### What is expected
Extract the final stretch of the data: the line that contains "Give me a plain-text" and every line after it, unaltered, and no other lines.

### Exercise input
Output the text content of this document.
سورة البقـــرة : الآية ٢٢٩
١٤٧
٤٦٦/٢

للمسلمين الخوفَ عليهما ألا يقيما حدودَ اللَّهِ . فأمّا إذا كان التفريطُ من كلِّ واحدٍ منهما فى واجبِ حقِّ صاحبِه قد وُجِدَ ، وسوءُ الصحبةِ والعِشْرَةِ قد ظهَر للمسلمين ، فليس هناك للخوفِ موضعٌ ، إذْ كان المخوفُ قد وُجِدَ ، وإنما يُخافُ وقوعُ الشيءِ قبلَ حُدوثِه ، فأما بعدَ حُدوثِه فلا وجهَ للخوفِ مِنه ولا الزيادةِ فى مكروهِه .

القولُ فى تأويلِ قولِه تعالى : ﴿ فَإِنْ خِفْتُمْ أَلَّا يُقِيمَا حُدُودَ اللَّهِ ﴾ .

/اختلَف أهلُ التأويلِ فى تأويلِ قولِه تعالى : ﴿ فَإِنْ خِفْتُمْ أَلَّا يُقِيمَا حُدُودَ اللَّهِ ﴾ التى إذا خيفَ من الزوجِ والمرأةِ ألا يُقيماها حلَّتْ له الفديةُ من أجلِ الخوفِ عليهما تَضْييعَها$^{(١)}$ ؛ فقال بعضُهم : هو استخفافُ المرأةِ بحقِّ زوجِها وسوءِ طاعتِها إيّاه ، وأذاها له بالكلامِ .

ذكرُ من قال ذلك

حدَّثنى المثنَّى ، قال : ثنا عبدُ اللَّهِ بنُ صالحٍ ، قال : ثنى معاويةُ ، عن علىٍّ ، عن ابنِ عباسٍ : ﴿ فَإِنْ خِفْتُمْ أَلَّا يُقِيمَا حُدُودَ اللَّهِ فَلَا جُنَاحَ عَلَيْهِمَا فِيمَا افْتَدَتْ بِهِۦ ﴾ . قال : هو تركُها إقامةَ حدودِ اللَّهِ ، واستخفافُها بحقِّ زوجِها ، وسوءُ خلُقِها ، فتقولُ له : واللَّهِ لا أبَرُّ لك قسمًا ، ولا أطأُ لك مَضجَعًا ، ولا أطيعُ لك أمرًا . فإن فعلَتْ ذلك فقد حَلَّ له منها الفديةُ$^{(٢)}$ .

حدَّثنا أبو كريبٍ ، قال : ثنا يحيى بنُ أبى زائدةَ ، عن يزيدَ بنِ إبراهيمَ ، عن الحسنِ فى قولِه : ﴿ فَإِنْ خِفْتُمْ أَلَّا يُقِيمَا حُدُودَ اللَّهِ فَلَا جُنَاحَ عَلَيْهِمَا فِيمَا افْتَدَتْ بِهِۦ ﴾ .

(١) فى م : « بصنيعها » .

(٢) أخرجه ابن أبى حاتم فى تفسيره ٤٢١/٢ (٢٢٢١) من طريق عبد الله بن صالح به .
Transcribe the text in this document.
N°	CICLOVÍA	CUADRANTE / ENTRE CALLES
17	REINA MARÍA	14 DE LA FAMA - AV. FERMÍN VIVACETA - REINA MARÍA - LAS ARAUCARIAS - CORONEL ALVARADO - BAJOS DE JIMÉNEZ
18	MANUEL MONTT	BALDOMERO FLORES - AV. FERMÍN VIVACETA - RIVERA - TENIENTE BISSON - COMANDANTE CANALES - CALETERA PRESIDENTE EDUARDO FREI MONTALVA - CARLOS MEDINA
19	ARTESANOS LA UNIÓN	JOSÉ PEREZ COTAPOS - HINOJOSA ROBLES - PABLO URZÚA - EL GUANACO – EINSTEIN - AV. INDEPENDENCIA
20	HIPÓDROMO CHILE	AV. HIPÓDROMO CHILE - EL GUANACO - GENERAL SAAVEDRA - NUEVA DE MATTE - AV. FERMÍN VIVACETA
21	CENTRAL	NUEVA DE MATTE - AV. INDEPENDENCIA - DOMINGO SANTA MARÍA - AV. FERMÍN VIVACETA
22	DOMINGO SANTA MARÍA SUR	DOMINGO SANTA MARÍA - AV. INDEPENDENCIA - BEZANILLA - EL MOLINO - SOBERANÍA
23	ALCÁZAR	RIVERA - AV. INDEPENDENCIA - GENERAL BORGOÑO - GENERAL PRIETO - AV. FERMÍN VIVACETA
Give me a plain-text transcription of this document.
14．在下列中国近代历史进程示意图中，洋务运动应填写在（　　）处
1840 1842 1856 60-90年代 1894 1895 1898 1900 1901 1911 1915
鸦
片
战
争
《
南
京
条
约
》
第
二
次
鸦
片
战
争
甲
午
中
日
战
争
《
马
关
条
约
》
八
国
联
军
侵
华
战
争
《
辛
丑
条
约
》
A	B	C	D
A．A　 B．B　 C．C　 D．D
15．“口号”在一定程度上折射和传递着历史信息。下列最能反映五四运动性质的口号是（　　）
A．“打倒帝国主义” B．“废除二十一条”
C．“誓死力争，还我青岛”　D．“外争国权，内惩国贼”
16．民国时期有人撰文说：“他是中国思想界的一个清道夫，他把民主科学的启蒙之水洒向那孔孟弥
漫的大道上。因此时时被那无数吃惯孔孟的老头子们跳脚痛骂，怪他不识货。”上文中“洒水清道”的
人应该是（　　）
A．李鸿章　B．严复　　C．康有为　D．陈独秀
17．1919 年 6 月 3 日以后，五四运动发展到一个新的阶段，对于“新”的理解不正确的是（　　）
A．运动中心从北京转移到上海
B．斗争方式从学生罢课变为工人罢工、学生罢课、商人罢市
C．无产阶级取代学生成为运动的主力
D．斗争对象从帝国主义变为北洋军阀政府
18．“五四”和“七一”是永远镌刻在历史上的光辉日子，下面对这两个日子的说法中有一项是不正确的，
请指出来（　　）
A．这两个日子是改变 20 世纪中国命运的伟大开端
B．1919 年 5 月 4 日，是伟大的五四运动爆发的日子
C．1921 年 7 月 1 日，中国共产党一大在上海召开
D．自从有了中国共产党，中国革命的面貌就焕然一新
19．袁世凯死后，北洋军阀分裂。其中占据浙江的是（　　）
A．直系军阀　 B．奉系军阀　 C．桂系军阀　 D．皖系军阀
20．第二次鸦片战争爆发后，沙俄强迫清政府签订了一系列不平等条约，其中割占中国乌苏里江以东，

### Final result
Give me a plain-text transcription of this document.
14．在下列中国近代历史进程示意图中，洋务运动应填写在（　　）处
1840 1842 1856 60-90年代 1894 1895 1898 1900 1901 1911 1915
鸦
片
战
争
《
南
京
条
约
》
第
二
次
鸦
片
战
争
甲
午
中
日
战
争
《
马
关
条
约
》
八
国
联
军
侵
华
战
争
《
辛
丑
条
约
》
A	B	C	D
A．A　 B．B　 C．C　 D．D
15．“口号”在一定程度上折射和传递着历史信息。下列最能反映五四运动性质的口号是（　　）
A．“打倒帝国主义” B．“废除二十一条”
C．“誓死力争，还我青岛”　D．“外争国权，内惩国贼”
16．民国时期有人撰文说：“他是中国思想界的一个清道夫，他把民主科学的启蒙之水洒向那孔孟弥
漫的大道上。因此时时被那无数吃惯孔孟的老头子们跳脚痛骂，怪他不识货。”上文中“洒水清道”的
人应该是（　　）
A．李鸿章　B．严复　　C．康有为　D．陈独秀
17．1919 年 6 月 3 日以后，五四运动发展到一个新的阶段，对于“新”的理解不正确的是（　　）
A．运动中心从北京转移到上海
B．斗争方式从学生罢课变为工人罢工、学生罢课、商人罢市
C．无产阶级取代学生成为运动的主力
D．斗争对象从帝国主义变为北洋军阀政府
18．“五四”和“七一”是永远镌刻在历史上的光辉日子，下面对这两个日子的说法中有一项是不正确的，
请指出来（　　）
A．这两个日子是改变 20 世纪中国命运的伟大开端
B．1919 年 5 月 4 日，是伟大的五四运动爆发的日子
C．1921 年 7 月 1 日，中国共产党一大在上海召开
D．自从有了中国共产党，中国革命的面貌就焕然一新
19．袁世凯死后，北洋军阀分裂。其中占据浙江的是（　　）
A．直系军阀　 B．奉系军阀　 C．桂系军阀　 D．皖系军阀
20．第二次鸦片战争爆发后，沙俄强迫清政府签订了一系列不平等条约，其中割占中国乌苏里江以东，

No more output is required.